§ WRITTEN TASK
Repeat the whole listing exactly.

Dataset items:
────────────────

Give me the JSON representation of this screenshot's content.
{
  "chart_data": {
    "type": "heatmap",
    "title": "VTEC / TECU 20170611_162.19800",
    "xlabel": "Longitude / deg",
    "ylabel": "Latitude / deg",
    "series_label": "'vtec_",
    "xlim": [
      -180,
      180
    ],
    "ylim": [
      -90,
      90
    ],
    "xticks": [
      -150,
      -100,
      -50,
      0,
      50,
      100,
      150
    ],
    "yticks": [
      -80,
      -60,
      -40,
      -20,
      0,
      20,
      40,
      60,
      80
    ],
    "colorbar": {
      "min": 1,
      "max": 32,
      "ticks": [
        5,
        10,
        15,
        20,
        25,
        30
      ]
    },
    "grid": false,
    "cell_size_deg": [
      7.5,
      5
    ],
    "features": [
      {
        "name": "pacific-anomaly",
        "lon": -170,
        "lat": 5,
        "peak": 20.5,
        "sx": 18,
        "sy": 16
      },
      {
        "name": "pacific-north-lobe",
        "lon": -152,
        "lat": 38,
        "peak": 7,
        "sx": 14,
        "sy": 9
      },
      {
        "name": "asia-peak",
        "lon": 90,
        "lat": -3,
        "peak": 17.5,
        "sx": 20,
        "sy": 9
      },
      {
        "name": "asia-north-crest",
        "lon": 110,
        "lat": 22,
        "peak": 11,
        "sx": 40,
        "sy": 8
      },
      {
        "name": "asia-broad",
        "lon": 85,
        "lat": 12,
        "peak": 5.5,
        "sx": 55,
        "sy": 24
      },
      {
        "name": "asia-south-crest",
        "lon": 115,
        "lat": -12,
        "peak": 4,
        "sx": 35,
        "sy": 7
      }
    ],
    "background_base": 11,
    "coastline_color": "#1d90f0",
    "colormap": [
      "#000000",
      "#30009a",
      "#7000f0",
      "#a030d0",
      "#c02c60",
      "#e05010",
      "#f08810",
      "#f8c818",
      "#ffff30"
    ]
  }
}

────────────────

§ SOLUTION BELOW
Give me the JSON representation of this screenshot's content.
{
  "chart_data": {
    "type": "heatmap",
    "title": "VTEC / TECU 20170611_162.19800",
    "xlabel": "Longitude / deg",
    "ylabel": "Latitude / deg",
    "series_label": "'vtec_",
    "xlim": [
      -180,
      180
    ],
    "ylim": [
      -90,
      90
    ],
    "xticks": [
      -150,
      -100,
      -50,
      0,
      50,
      100,
      150
    ],
    "yticks": [
      -80,
      -60,
      -40,
      -20,
      0,
      20,
      40,
      60,
      80
    ],
    "colorbar": {
      "min": 1,
      "max": 32,
      "ticks": [
        5,
        10,
        15,
        20,
        25,
        30
      ]
    },
    "grid": false,
    "cell_size_deg": [
      7.5,
      5
    ],
    "features": [
      {
        "name": "pacific-anomaly",
        "lon": -170,
        "lat": 5,
        "peak": 20.5,
        "sx": 18,
        "sy": 16
      },
      {
        "name": "pacific-north-lobe",
        "lon": -152,
        "lat": 38,
        "peak": 7,
        "sx": 14,
        "sy": 9
      },
      {
        "name": "asia-peak",
        "lon": 90,
        "lat": -3,
        "peak": 17.5,
        "sx": 20,
        "sy": 9
      },
      {
        "name": "asia-north-crest",
        "lon": 110,
        "lat": 22,
        "peak": 11,
        "sx": 40,
        "sy": 8
      },
      {
        "name": "asia-broad",
        "lon": 85,
        "lat": 12,
        "peak": 5.5,
        "sx": 55,
        "sy": 24
      },
      {
        "name": "asia-south-crest",
        "lon": 115,
        "lat": -12,
        "peak": 4,
        "sx": 35,
        "sy": 7
      }
    ],
    "background_base": 11,
    "coastline_color": "#1d90f0",
    "colormap": [
      "#000000",
      "#30009a",
      "#7000f0",
      "#a030d0",
      "#c02c60",
      "#e05010",
      "#f08810",
      "#f8c818",
      "#ffff30"
    ]
  }
}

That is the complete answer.